-- Page excerpt --

The Verdict is IN – $3 BILLION!

In a landmark decision that underscores the importance of consumer safety, a Las Vegas jury has awarded billions in damages to victims of the now-defunct Real Water bottled alkaline water company. This verdict follows an investigation by the Food & Drug Administration (FDA) into multiple reports of non-viral hepatitis linked to the company’s products in Nevada.

The Wren family, along with other plaintiffs, sued Real Water for causing liver damage to three of their family members. Despite the company’s collapse, the suit concluded with the jury awarding a staggering $3 billion in exemplary damages and approximately $98 million in compensatory damages to eight plaintiffs, including five children and three adults.

The plaintiffs, led by attorney Will Kemp, claimed that Real Water’s products contained hydrazine, a dangerous chemical. Kemp expressed hope that the jury’s decision would serve as a stern warning to the bottled water industry to rigorously test their products to prevent such tragedies in the future.

“This verdict sends a clear message that companies in the bottled water industry must ensure the safety of their products,” said Kemp. “Negligence and disregard for consumer health will not be tolerated.”

[Document understanding data]
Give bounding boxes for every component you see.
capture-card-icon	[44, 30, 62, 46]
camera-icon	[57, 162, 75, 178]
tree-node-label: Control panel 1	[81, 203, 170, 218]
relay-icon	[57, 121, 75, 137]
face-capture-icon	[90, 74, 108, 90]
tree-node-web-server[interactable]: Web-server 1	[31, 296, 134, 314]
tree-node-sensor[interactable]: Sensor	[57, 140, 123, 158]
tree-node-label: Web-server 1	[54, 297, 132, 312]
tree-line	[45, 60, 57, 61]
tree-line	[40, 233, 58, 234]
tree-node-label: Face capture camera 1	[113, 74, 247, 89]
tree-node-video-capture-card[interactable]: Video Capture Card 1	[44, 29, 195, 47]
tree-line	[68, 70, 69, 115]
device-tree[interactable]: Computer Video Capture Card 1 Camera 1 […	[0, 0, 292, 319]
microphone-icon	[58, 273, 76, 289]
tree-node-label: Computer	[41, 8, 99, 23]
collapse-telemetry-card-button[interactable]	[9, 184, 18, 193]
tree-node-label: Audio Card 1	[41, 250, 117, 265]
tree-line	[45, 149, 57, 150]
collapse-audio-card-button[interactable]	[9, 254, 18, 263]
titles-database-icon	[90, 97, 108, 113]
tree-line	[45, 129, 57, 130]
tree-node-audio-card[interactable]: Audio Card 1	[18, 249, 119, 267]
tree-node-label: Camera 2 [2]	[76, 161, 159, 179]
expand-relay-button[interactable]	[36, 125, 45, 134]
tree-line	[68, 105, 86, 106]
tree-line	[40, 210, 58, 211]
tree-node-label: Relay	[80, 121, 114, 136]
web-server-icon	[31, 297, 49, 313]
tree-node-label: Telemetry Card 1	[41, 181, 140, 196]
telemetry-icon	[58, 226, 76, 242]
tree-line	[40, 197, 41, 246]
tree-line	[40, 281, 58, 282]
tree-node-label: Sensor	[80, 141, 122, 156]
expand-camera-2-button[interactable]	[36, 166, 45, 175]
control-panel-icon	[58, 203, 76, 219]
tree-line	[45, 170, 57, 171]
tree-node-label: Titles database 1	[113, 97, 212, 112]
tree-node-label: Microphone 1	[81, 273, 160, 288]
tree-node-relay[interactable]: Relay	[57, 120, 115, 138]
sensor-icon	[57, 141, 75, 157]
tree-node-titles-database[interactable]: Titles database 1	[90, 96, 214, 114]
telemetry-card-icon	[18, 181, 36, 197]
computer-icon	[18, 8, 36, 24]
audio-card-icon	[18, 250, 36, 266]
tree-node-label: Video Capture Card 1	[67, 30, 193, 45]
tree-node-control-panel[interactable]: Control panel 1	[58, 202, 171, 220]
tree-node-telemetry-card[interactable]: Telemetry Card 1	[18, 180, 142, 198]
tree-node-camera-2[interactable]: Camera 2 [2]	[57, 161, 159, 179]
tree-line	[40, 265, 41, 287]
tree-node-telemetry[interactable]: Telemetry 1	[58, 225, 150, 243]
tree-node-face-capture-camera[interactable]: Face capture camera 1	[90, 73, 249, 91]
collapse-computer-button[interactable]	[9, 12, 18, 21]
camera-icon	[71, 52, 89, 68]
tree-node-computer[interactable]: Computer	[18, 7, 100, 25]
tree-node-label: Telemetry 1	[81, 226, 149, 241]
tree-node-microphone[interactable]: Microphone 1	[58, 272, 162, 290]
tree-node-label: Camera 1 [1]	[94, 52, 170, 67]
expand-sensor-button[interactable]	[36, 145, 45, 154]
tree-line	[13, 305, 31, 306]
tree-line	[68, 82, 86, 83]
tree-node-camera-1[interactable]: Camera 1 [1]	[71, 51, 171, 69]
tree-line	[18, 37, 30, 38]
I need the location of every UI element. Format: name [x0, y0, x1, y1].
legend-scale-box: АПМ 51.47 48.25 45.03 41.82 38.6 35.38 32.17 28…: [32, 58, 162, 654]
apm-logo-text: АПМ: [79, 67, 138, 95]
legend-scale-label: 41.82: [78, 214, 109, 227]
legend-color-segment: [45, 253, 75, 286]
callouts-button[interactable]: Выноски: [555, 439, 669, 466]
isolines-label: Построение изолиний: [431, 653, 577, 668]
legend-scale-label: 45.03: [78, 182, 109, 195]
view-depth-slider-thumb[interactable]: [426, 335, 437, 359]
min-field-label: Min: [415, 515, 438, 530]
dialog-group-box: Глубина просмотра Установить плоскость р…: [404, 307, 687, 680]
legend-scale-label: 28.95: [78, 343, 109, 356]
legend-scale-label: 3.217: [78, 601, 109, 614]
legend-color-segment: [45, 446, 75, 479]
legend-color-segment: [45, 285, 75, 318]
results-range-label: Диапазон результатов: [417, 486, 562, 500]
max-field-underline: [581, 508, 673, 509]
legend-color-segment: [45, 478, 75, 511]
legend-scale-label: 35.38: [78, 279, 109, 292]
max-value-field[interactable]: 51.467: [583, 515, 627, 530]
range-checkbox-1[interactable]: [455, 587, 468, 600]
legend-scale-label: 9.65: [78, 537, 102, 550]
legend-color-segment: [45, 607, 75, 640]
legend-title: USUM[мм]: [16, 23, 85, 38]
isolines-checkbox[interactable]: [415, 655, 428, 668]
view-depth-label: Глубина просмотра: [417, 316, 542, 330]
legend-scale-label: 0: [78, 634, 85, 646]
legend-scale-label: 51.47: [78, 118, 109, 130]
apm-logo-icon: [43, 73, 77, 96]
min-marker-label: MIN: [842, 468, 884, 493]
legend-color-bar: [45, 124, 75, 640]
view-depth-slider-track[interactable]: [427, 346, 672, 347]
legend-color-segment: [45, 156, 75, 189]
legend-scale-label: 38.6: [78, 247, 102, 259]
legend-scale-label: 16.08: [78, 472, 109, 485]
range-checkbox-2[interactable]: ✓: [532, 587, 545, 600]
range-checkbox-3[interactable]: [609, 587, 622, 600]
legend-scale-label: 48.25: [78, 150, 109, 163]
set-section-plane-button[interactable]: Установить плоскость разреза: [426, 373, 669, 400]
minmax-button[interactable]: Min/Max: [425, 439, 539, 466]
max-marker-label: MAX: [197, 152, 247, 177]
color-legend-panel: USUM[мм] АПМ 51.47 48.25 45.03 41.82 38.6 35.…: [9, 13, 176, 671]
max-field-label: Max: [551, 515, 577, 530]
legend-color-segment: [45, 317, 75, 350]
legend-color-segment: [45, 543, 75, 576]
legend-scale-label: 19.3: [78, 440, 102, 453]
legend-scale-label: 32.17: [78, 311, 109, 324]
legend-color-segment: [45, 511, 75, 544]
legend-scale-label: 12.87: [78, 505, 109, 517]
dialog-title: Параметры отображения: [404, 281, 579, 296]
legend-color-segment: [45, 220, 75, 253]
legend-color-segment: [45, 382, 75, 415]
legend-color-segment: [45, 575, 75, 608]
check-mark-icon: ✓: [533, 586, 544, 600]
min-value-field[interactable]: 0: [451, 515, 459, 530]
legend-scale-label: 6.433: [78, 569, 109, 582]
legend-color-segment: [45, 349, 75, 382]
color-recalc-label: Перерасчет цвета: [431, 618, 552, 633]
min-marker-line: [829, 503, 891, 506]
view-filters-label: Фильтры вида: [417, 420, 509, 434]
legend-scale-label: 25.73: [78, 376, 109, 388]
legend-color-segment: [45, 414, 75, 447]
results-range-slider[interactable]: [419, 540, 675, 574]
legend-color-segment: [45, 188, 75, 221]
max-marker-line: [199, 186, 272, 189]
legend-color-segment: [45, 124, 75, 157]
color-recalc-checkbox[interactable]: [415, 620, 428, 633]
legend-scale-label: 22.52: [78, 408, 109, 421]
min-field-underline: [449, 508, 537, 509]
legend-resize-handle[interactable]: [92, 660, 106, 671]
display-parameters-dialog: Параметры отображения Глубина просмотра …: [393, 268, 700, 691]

-- Using the information --
a) Condense the paragraph in the article on the Real Water verdict that begins "The Wren family, along with other plaintiffs" while keeping its main facts.
b) Reproduce the passage of the article on the Real Water verdict between "In a landmark" and "and three adults.", inclusive.

-- Exercise answers --
a) The Wren family and other plaintiffs sued Real Water over liver damage to three family members. Although the company had collapsed, the jury awarded eight plaintiffs (five children and three adults) $3 billion in exemplary damages and about $98 million in compensatory damages.

b)
In a landmark decision that underscores the importance of consumer safety, a Las Vegas jury has awarded billions in damages to victims of the now-defunct Real Water bottled alkaline water company. This verdict follows an investigation by the Food & Drug Administration (FDA) into multiple reports of non-viral hepatitis linked to the company’s products in Nevada.

The Wren family, along with other plaintiffs, sued Real Water for causing liver damage to three of their family members. Despite the company’s collapse, the suit concluded with the jury awarding a staggering $3 billion in exemplary damages and approximately $98 million in compensatory damages to eight plaintiffs, including five children and three adults.